__Written task__
Lift every line from the entries that includes the word "left".

Structured figure records
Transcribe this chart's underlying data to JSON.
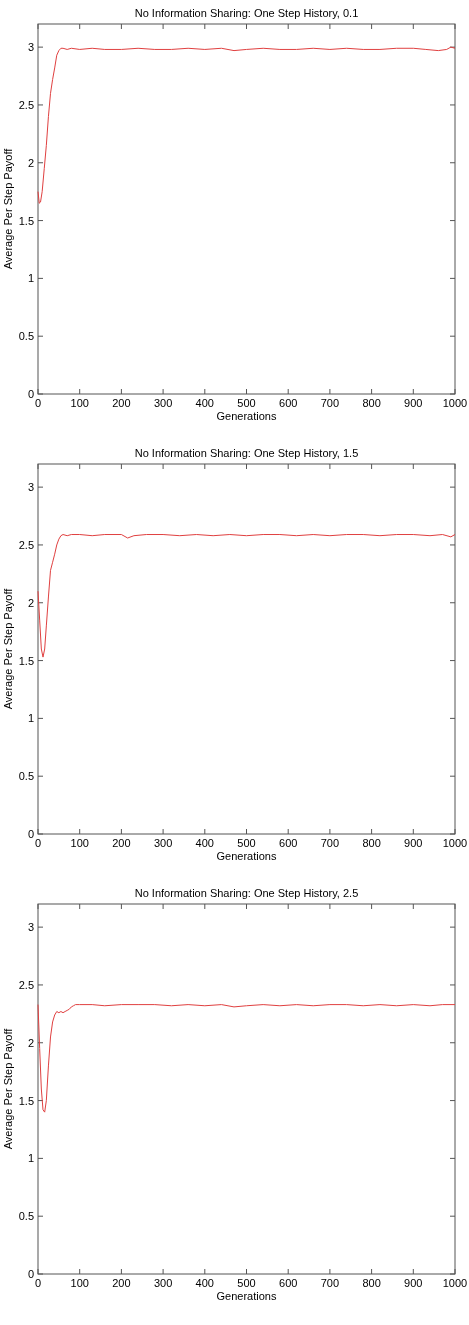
{
  "chart_data": [
    {
      "type": "line",
      "title": "No Information Sharing: One Step History, 0.1",
      "xlabel": "Generations",
      "ylabel": "Average Per Step Payoff",
      "xlim": [
        0,
        1000
      ],
      "ylim": [
        0,
        3.2
      ],
      "xticks": [
        0,
        100,
        200,
        300,
        400,
        500,
        600,
        700,
        800,
        900,
        1000
      ],
      "yticks": [
        0,
        0.5,
        1,
        1.5,
        2,
        2.5,
        3
      ],
      "grid": false,
      "marker": "none",
      "line_style": "solid",
      "series": [
        {
          "color": "#e04040",
          "x": [
            0,
            3,
            6,
            10,
            15,
            20,
            25,
            30,
            35,
            40,
            45,
            50,
            55,
            60,
            70,
            80,
            100,
            130,
            160,
            200,
            240,
            280,
            320,
            360,
            400,
            440,
            470,
            500,
            540,
            580,
            620,
            660,
            700,
            740,
            780,
            820,
            860,
            900,
            930,
            960,
            980,
            990,
            1000
          ],
          "values": [
            1.75,
            1.65,
            1.66,
            1.75,
            1.95,
            2.15,
            2.4,
            2.6,
            2.72,
            2.82,
            2.93,
            2.97,
            2.99,
            2.99,
            2.98,
            2.99,
            2.98,
            2.99,
            2.98,
            2.98,
            2.99,
            2.98,
            2.98,
            2.99,
            2.98,
            2.99,
            2.97,
            2.98,
            2.99,
            2.98,
            2.98,
            2.99,
            2.98,
            2.99,
            2.98,
            2.98,
            2.99,
            2.99,
            2.98,
            2.97,
            2.98,
            3.0,
            2.99
          ]
        }
      ]
    },
    {
      "type": "line",
      "title": "No Information Sharing: One Step History, 1.5",
      "xlabel": "Generations",
      "ylabel": "Average Per Step Payoff",
      "xlim": [
        0,
        1000
      ],
      "ylim": [
        0,
        3.2
      ],
      "xticks": [
        0,
        100,
        200,
        300,
        400,
        500,
        600,
        700,
        800,
        900,
        1000
      ],
      "yticks": [
        0,
        0.5,
        1,
        1.5,
        2,
        2.5,
        3
      ],
      "grid": false,
      "marker": "none",
      "line_style": "solid",
      "series": [
        {
          "color": "#e04040",
          "x": [
            0,
            4,
            8,
            12,
            16,
            20,
            25,
            30,
            35,
            40,
            45,
            50,
            55,
            60,
            70,
            80,
            100,
            130,
            160,
            200,
            215,
            230,
            260,
            300,
            340,
            380,
            420,
            460,
            500,
            540,
            580,
            620,
            660,
            700,
            740,
            780,
            820,
            860,
            900,
            940,
            970,
            990,
            1000
          ],
          "values": [
            2.1,
            1.85,
            1.6,
            1.53,
            1.6,
            1.8,
            2.05,
            2.28,
            2.35,
            2.42,
            2.5,
            2.55,
            2.58,
            2.59,
            2.58,
            2.59,
            2.59,
            2.58,
            2.59,
            2.59,
            2.56,
            2.58,
            2.59,
            2.59,
            2.58,
            2.59,
            2.58,
            2.59,
            2.58,
            2.59,
            2.59,
            2.58,
            2.59,
            2.58,
            2.59,
            2.59,
            2.58,
            2.59,
            2.59,
            2.58,
            2.59,
            2.57,
            2.59
          ]
        }
      ]
    },
    {
      "type": "line",
      "title": "No Information Sharing: One Step History, 2.5",
      "xlabel": "Generations",
      "ylabel": "Average Per Step Payoff",
      "xlim": [
        0,
        1000
      ],
      "ylim": [
        0,
        3.2
      ],
      "xticks": [
        0,
        100,
        200,
        300,
        400,
        500,
        600,
        700,
        800,
        900,
        1000
      ],
      "yticks": [
        0,
        0.5,
        1,
        1.5,
        2,
        2.5,
        3
      ],
      "grid": false,
      "marker": "none",
      "line_style": "solid",
      "series": [
        {
          "color": "#e04040",
          "x": [
            0,
            4,
            8,
            12,
            16,
            20,
            25,
            30,
            35,
            40,
            45,
            50,
            55,
            60,
            65,
            70,
            75,
            80,
            85,
            90,
            100,
            130,
            160,
            200,
            240,
            280,
            320,
            360,
            400,
            440,
            470,
            500,
            540,
            580,
            620,
            660,
            700,
            740,
            780,
            820,
            860,
            900,
            940,
            970,
            1000
          ],
          "values": [
            2.33,
            1.95,
            1.6,
            1.42,
            1.4,
            1.5,
            1.8,
            2.05,
            2.18,
            2.24,
            2.27,
            2.26,
            2.27,
            2.26,
            2.27,
            2.28,
            2.29,
            2.31,
            2.32,
            2.33,
            2.33,
            2.33,
            2.32,
            2.33,
            2.33,
            2.33,
            2.32,
            2.33,
            2.32,
            2.33,
            2.31,
            2.32,
            2.33,
            2.32,
            2.33,
            2.32,
            2.33,
            2.33,
            2.32,
            2.33,
            2.32,
            2.33,
            2.32,
            2.33,
            2.33
          ]
        }
      ]
    }
  ]
}
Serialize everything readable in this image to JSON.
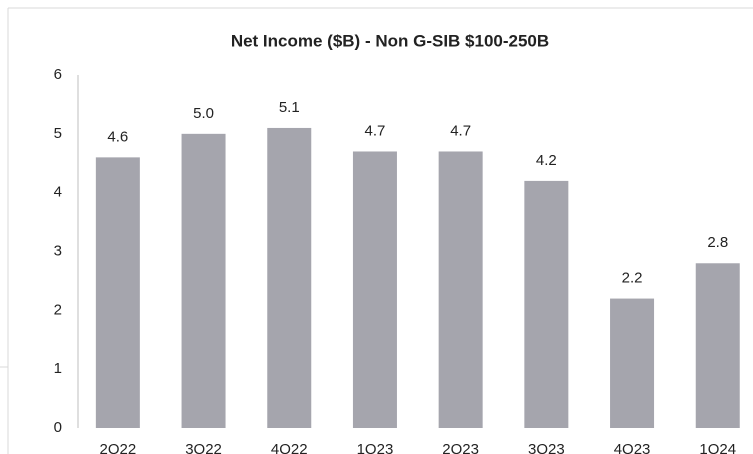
{
  "chart_data": {
    "type": "bar",
    "title": "Net Income ($B) - Non G-SIB $100-250B",
    "categories": [
      "2Q22",
      "3Q22",
      "4Q22",
      "1Q23",
      "2Q23",
      "3Q23",
      "4Q23",
      "1Q24"
    ],
    "values": [
      4.6,
      5.0,
      5.1,
      4.7,
      4.7,
      4.2,
      2.2,
      2.8
    ],
    "value_labels": [
      "4.6",
      "5.0",
      "5.1",
      "4.7",
      "4.7",
      "4.2",
      "2.2",
      "2.8"
    ],
    "color": "#a5a5ad",
    "ylim": [
      0,
      6
    ],
    "yticks": [
      0,
      1,
      2,
      3,
      4,
      5,
      6
    ],
    "grid": false
  }
}
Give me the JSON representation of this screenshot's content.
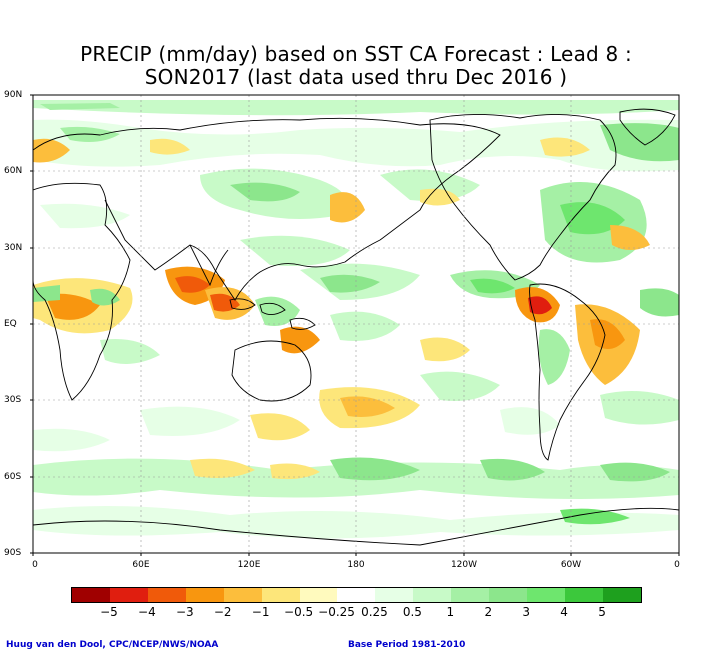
{
  "title": {
    "line1": "PRECIP (mm/day) based on SST CA Forecast : Lead 8 :",
    "line2": "SON2017 (last data used thru Dec 2016 )"
  },
  "y_ticks": [
    "90N",
    "60N",
    "30N",
    "EQ",
    "30S",
    "60S",
    "90S"
  ],
  "x_ticks": [
    "0",
    "60E",
    "120E",
    "180",
    "120W",
    "60W",
    "0"
  ],
  "colorbar": {
    "colors": [
      "#a00000",
      "#e01e0f",
      "#f05a0a",
      "#f8960f",
      "#fcbe3c",
      "#fde67a",
      "#fffabe",
      "#ffffff",
      "#e6ffe6",
      "#c8fac8",
      "#a5f0a5",
      "#8ce68c",
      "#6ee66e",
      "#3cc83c",
      "#1ea01e"
    ],
    "labels": [
      "−5",
      "−4",
      "−3",
      "−2",
      "−1",
      "−0.5",
      "−0.25",
      "0.25",
      "0.5",
      "1",
      "2",
      "3",
      "4",
      "5"
    ]
  },
  "credits": {
    "left": "Huug van den Dool, CPC/NCEP/NWS/NOAA",
    "right": "Base Period 1981-2010"
  }
}
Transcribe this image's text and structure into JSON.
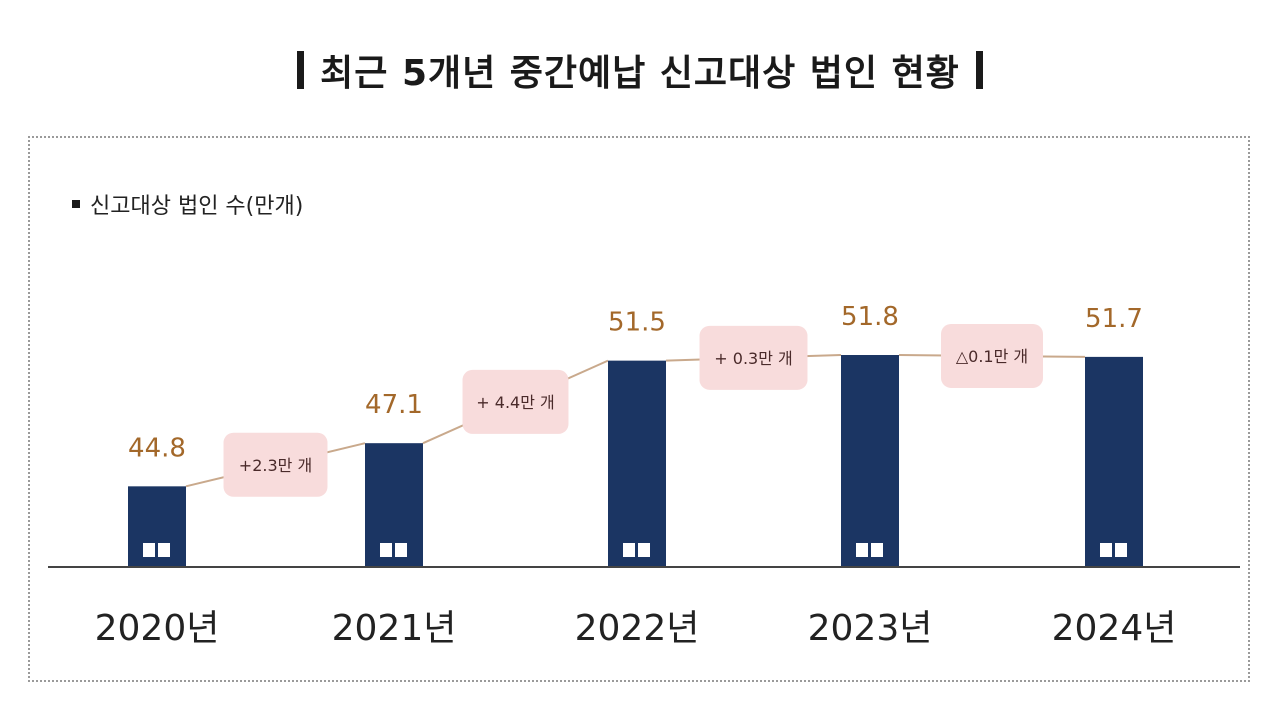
{
  "title": "최근 5개년 중간예납 신고대상 법인 현황",
  "legend": "신고대상 법인 수(만개)",
  "colors": {
    "bar": "#1b3563",
    "value_label": "#a3682a",
    "callout_fill": "#f8dcdc",
    "callout_text": "#4a2a2a",
    "connector": "#c9a98c",
    "axis": "#444444"
  },
  "chart_data": {
    "type": "bar",
    "categories": [
      "2020년",
      "2021년",
      "2022년",
      "2023년",
      "2024년"
    ],
    "values": [
      44.8,
      47.1,
      51.5,
      51.8,
      51.7
    ],
    "value_labels": [
      "44.8",
      "47.1",
      "51.5",
      "51.8",
      "51.7"
    ],
    "changes": [
      "+2.3만 개",
      "+ 4.4만 개",
      "+ 0.3만 개",
      "△0.1만 개"
    ],
    "ylim": [
      40.5,
      52.6
    ],
    "grid": false,
    "legend_position": "top-left"
  }
}
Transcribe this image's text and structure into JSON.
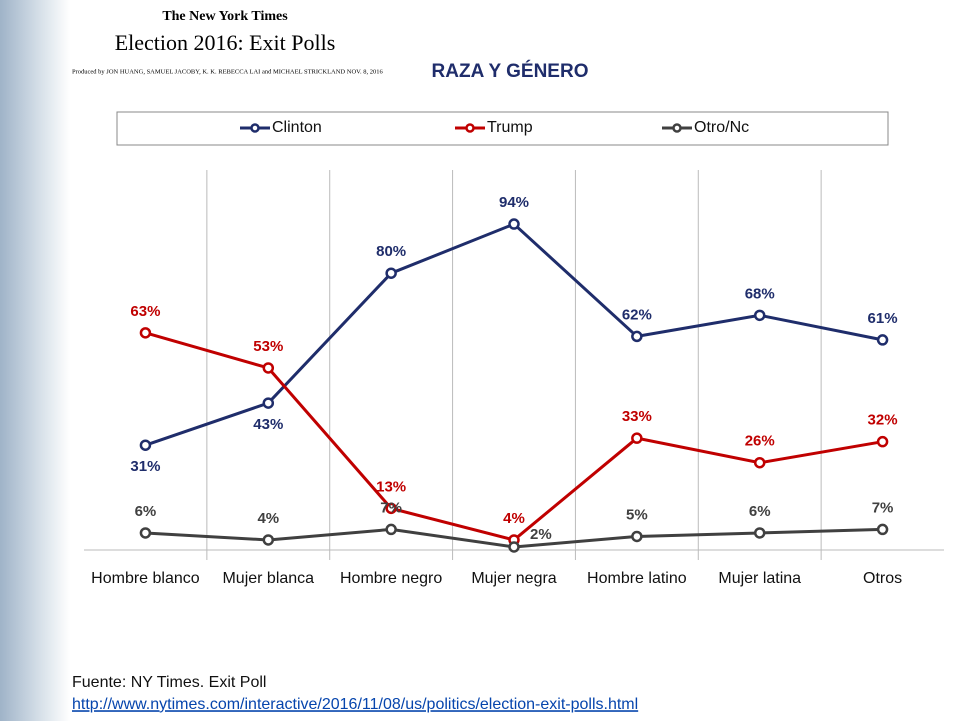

__Response__
    "left": "Huug van den Dool, CPC/NCEP/NWS/NOAA",
    "legend_position": "top-left"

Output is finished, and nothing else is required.